**PROBLEM DETAILS:**
Copy these lines exactly as they are.

************

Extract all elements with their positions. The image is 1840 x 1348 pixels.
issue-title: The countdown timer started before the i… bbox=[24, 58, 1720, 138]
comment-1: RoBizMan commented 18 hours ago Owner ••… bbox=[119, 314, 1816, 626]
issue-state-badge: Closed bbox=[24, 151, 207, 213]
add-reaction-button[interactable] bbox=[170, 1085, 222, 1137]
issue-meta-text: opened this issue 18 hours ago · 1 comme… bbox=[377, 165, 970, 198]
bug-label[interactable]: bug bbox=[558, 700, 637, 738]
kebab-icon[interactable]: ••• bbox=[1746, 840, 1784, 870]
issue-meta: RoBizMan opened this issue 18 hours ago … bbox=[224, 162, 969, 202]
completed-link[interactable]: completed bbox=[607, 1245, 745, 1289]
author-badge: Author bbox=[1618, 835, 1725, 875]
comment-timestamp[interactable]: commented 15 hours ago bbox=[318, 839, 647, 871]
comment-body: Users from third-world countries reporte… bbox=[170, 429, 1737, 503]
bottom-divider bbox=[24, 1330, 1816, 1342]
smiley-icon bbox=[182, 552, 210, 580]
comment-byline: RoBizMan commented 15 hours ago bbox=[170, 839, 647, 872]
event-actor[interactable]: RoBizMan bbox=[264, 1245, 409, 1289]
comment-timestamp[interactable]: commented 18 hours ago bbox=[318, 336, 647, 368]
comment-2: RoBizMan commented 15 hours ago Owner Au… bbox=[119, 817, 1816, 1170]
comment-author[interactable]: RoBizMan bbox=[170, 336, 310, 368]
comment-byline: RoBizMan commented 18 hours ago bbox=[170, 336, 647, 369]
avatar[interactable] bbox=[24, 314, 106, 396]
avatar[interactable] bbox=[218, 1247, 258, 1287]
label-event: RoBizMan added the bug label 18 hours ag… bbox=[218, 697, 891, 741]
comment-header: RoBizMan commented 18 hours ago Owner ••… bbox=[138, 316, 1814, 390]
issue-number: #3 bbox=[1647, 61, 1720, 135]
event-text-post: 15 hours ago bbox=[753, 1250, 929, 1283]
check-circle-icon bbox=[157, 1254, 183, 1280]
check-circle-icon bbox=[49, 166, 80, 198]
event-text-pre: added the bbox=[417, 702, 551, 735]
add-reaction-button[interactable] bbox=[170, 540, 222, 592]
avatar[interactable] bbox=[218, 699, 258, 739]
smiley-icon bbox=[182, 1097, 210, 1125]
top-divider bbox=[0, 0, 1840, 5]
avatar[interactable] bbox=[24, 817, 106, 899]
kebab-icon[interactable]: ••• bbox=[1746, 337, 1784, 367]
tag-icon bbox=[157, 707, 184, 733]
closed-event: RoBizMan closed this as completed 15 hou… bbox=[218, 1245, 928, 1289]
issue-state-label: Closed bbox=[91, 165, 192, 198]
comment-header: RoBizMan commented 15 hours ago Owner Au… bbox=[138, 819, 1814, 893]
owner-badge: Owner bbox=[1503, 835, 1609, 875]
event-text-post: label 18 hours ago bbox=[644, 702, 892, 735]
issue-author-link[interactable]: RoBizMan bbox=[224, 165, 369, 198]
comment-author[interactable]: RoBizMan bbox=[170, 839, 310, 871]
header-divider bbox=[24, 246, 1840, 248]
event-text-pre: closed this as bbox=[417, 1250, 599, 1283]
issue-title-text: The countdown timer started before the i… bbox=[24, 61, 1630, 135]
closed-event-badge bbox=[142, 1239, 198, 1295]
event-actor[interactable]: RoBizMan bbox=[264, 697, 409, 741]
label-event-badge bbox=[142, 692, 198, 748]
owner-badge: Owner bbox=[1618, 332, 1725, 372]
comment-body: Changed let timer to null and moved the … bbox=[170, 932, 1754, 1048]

************

**REPLY TO THE EXERCISE:**
Extract all elements with their positions. The image is 1840 x 1348 pixels.
issue-title: The countdown timer started before the i… bbox=[24, 58, 1720, 138]
comment-1: RoBizMan commented 18 hours ago Owner ••… bbox=[119, 314, 1816, 626]
issue-state-badge: Closed bbox=[24, 151, 207, 213]
add-reaction-button[interactable] bbox=[170, 1085, 222, 1137]
issue-meta-text: opened this issue 18 hours ago · 1 comme… bbox=[377, 165, 970, 198]
bug-label[interactable]: bug bbox=[558, 700, 637, 738]
kebab-icon[interactable]: ••• bbox=[1746, 840, 1784, 870]
issue-meta: RoBizMan opened this issue 18 hours ago … bbox=[224, 162, 969, 202]
completed-link[interactable]: completed bbox=[607, 1245, 745, 1289]
author-badge: Author bbox=[1618, 835, 1725, 875]
comment-timestamp[interactable]: commented 15 hours ago bbox=[318, 839, 647, 871]
comment-body: Users from third-world countries reporte… bbox=[170, 429, 1737, 503]
bottom-divider bbox=[24, 1330, 1816, 1342]
smiley-icon bbox=[182, 552, 210, 580]
comment-byline: RoBizMan commented 15 hours ago bbox=[170, 839, 647, 872]
event-actor[interactable]: RoBizMan bbox=[264, 1245, 409, 1289]
comment-timestamp[interactable]: commented 18 hours ago bbox=[318, 336, 647, 368]
comment-2: RoBizMan commented 15 hours ago Owner Au… bbox=[119, 817, 1816, 1170]
comment-author[interactable]: RoBizMan bbox=[170, 336, 310, 368]
comment-byline: RoBizMan commented 18 hours ago bbox=[170, 336, 647, 369]
avatar[interactable] bbox=[24, 314, 106, 396]
avatar[interactable] bbox=[218, 1247, 258, 1287]
label-event: RoBizMan added the bug label 18 hours ag… bbox=[218, 697, 891, 741]
comment-header: RoBizMan commented 18 hours ago Owner ••… bbox=[138, 316, 1814, 390]
issue-number: #3 bbox=[1647, 61, 1720, 135]
event-text-post: 15 hours ago bbox=[753, 1250, 929, 1283]
check-circle-icon bbox=[157, 1254, 183, 1280]
check-circle-icon bbox=[49, 166, 80, 198]
event-text-pre: added the bbox=[417, 702, 551, 735]
add-reaction-button[interactable] bbox=[170, 540, 222, 592]
avatar[interactable] bbox=[218, 699, 258, 739]
smiley-icon bbox=[182, 1097, 210, 1125]
top-divider bbox=[0, 0, 1840, 5]
avatar[interactable] bbox=[24, 817, 106, 899]
kebab-icon[interactable]: ••• bbox=[1746, 337, 1784, 367]
tag-icon bbox=[157, 707, 184, 733]
closed-event: RoBizMan closed this as completed 15 hou… bbox=[218, 1245, 928, 1289]
issue-state-label: Closed bbox=[91, 165, 192, 198]
comment-header: RoBizMan commented 15 hours ago Owner Au… bbox=[138, 819, 1814, 893]
owner-badge: Owner bbox=[1503, 835, 1609, 875]
event-text-post: label 18 hours ago bbox=[644, 702, 892, 735]
issue-author-link[interactable]: RoBizMan bbox=[224, 165, 369, 198]
comment-author[interactable]: RoBizMan bbox=[170, 839, 310, 871]
header-divider bbox=[24, 246, 1840, 248]
event-text-pre: closed this as bbox=[417, 1250, 599, 1283]
issue-title-text: The countdown timer started before the i… bbox=[24, 61, 1630, 135]
closed-event-badge bbox=[142, 1239, 198, 1295]
event-actor[interactable]: RoBizMan bbox=[264, 697, 409, 741]
label-event-badge bbox=[142, 692, 198, 748]
owner-badge: Owner bbox=[1618, 332, 1725, 372]
comment-body: Changed let timer to null and moved the … bbox=[170, 932, 1754, 1048]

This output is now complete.